- **WHAT THE EXERCISE ASKS**
Set down the full listing exactly as given. Any pictures are to be left out.

— Start of TASK INPUTS —

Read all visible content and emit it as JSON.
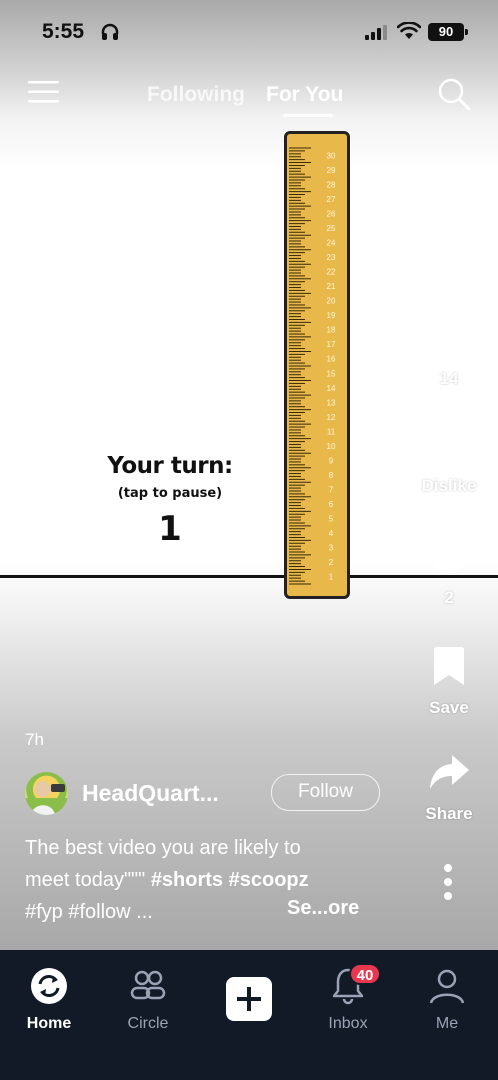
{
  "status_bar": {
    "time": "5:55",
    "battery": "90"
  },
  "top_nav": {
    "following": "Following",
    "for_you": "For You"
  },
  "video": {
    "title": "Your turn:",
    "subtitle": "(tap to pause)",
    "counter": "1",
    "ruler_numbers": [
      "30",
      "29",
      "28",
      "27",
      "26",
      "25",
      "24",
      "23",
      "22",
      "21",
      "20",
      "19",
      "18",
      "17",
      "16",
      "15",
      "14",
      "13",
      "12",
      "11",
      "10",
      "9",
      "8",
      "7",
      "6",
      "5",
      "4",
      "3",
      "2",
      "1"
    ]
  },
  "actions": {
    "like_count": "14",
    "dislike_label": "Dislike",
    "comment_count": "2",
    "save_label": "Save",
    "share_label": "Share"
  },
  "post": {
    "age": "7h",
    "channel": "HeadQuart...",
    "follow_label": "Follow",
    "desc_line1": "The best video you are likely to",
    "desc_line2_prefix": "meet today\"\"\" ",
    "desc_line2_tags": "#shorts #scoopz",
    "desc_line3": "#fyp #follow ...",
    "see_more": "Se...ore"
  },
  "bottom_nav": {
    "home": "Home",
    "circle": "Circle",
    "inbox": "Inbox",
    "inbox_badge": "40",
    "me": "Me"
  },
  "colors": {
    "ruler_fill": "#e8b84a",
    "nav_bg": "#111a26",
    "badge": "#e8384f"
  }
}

— End of TASK INPUTS —

- **THE ANSWER**
Read all visible content and emit it as JSON.
{
  "status_bar": {
    "time": "5:55",
    "battery": "90"
  },
  "top_nav": {
    "following": "Following",
    "for_you": "For You"
  },
  "video": {
    "title": "Your turn:",
    "subtitle": "(tap to pause)",
    "counter": "1",
    "ruler_numbers": [
      "30",
      "29",
      "28",
      "27",
      "26",
      "25",
      "24",
      "23",
      "22",
      "21",
      "20",
      "19",
      "18",
      "17",
      "16",
      "15",
      "14",
      "13",
      "12",
      "11",
      "10",
      "9",
      "8",
      "7",
      "6",
      "5",
      "4",
      "3",
      "2",
      "1"
    ]
  },
  "actions": {
    "like_count": "14",
    "dislike_label": "Dislike",
    "comment_count": "2",
    "save_label": "Save",
    "share_label": "Share"
  },
  "post": {
    "age": "7h",
    "channel": "HeadQuart...",
    "follow_label": "Follow",
    "desc_line1": "The best video you are likely to",
    "desc_line2_prefix": "meet today\"\"\" ",
    "desc_line2_tags": "#shorts #scoopz",
    "desc_line3": "#fyp #follow ...",
    "see_more": "Se...ore"
  },
  "bottom_nav": {
    "home": "Home",
    "circle": "Circle",
    "inbox": "Inbox",
    "inbox_badge": "40",
    "me": "Me"
  },
  "colors": {
    "ruler_fill": "#e8b84a",
    "nav_bg": "#111a26",
    "badge": "#e8384f"
  }
}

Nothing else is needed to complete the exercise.